REQUEST:
Quote all of the entries word for word.

····················

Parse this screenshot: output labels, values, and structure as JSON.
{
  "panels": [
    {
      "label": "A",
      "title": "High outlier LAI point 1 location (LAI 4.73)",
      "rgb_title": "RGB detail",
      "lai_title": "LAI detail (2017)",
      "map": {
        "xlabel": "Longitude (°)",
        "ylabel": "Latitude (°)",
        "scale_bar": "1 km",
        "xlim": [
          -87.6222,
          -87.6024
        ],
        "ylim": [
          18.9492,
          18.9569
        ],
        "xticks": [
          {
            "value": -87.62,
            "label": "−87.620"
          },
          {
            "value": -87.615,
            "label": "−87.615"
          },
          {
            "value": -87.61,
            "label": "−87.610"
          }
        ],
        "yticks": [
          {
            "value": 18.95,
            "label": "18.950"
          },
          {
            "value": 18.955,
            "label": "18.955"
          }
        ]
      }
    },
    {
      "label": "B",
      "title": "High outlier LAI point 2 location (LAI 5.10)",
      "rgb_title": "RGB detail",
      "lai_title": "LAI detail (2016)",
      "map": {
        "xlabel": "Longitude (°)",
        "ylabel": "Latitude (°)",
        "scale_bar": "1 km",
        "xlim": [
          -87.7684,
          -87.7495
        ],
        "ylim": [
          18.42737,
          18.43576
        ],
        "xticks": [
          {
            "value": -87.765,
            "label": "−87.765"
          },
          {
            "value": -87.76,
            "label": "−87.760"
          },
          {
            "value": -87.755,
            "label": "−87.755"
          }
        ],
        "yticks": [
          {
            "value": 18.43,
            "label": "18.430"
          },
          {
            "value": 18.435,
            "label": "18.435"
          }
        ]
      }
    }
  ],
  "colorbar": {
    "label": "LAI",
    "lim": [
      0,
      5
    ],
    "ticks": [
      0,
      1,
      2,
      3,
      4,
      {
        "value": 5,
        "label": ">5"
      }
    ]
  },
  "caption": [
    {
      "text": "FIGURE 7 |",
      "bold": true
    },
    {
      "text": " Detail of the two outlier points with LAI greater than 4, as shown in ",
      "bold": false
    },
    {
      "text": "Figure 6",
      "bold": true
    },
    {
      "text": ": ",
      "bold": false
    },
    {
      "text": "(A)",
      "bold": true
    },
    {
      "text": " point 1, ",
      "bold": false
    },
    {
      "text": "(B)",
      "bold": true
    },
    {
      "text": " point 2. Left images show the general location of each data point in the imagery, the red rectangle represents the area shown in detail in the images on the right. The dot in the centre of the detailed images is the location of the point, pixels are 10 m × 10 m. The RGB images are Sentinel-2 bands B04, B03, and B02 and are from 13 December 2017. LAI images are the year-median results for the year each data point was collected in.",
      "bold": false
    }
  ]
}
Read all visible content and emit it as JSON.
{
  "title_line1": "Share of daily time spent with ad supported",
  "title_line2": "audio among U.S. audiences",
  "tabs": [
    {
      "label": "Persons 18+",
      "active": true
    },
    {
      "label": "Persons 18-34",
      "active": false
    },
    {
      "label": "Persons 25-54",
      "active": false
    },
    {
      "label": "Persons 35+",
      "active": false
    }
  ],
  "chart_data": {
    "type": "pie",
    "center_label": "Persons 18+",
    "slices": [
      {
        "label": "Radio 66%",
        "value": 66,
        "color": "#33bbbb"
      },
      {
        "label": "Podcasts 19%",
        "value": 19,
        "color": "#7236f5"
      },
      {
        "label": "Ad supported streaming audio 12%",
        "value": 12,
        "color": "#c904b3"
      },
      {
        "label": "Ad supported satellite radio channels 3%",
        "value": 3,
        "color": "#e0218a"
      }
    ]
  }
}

····················

EXERCISE RESULT:
Parse this screenshot: output labels, values, and structure as JSON.
{
  "panels": [
    {
      "label": "A",
      "title": "High outlier LAI point 1 location (LAI 4.73)",
      "rgb_title": "RGB detail",
      "lai_title": "LAI detail (2017)",
      "map": {
        "xlabel": "Longitude (°)",
        "ylabel": "Latitude (°)",
        "scale_bar": "1 km",
        "xlim": [
          -87.6222,
          -87.6024
        ],
        "ylim": [
          18.9492,
          18.9569
        ],
        "xticks": [
          {
            "value": -87.62,
            "label": "−87.620"
          },
          {
            "value": -87.615,
            "label": "−87.615"
          },
          {
            "value": -87.61,
            "label": "−87.610"
          }
        ],
        "yticks": [
          {
            "value": 18.95,
            "label": "18.950"
          },
          {
            "value": 18.955,
            "label": "18.955"
          }
        ]
      }
    },
    {
      "label": "B",
      "title": "High outlier LAI point 2 location (LAI 5.10)",
      "rgb_title": "RGB detail",
      "lai_title": "LAI detail (2016)",
      "map": {
        "xlabel": "Longitude (°)",
        "ylabel": "Latitude (°)",
        "scale_bar": "1 km",
        "xlim": [
          -87.7684,
          -87.7495
        ],
        "ylim": [
          18.42737,
          18.43576
        ],
        "xticks": [
          {
            "value": -87.765,
            "label": "−87.765"
          },
          {
            "value": -87.76,
            "label": "−87.760"
          },
          {
            "value": -87.755,
            "label": "−87.755"
          }
        ],
        "yticks": [
          {
            "value": 18.43,
            "label": "18.430"
          },
          {
            "value": 18.435,
            "label": "18.435"
          }
        ]
      }
    }
  ],
  "colorbar": {
    "label": "LAI",
    "lim": [
      0,
      5
    ],
    "ticks": [
      0,
      1,
      2,
      3,
      4,
      {
        "value": 5,
        "label": ">5"
      }
    ]
  },
  "caption": [
    {
      "text": "FIGURE 7 |",
      "bold": true
    },
    {
      "text": " Detail of the two outlier points with LAI greater than 4, as shown in ",
      "bold": false
    },
    {
      "text": "Figure 6",
      "bold": true
    },
    {
      "text": ": ",
      "bold": false
    },
    {
      "text": "(A)",
      "bold": true
    },
    {
      "text": " point 1, ",
      "bold": false
    },
    {
      "text": "(B)",
      "bold": true
    },
    {
      "text": " point 2. Left images show the general location of each data point in the imagery, the red rectangle represents the area shown in detail in the images on the right. The dot in the centre of the detailed images is the location of the point, pixels are 10 m × 10 m. The RGB images are Sentinel-2 bands B04, B03, and B02 and are from 13 December 2017. LAI images are the year-median results for the year each data point was collected in.",
      "bold": false
    }
  ]
}
Read all visible content and emit it as JSON.
{
  "title_line1": "Share of daily time spent with ad supported",
  "title_line2": "audio among U.S. audiences",
  "tabs": [
    {
      "label": "Persons 18+",
      "active": true
    },
    {
      "label": "Persons 18-34",
      "active": false
    },
    {
      "label": "Persons 25-54",
      "active": false
    },
    {
      "label": "Persons 35+",
      "active": false
    }
  ],
  "chart_data": {
    "type": "pie",
    "center_label": "Persons 18+",
    "slices": [
      {
        "label": "Radio 66%",
        "value": 66,
        "color": "#33bbbb"
      },
      {
        "label": "Podcasts 19%",
        "value": 19,
        "color": "#7236f5"
      },
      {
        "label": "Ad supported streaming audio 12%",
        "value": 12,
        "color": "#c904b3"
      },
      {
        "label": "Ad supported satellite radio channels 3%",
        "value": 3,
        "color": "#e0218a"
      }
    ]
  }
}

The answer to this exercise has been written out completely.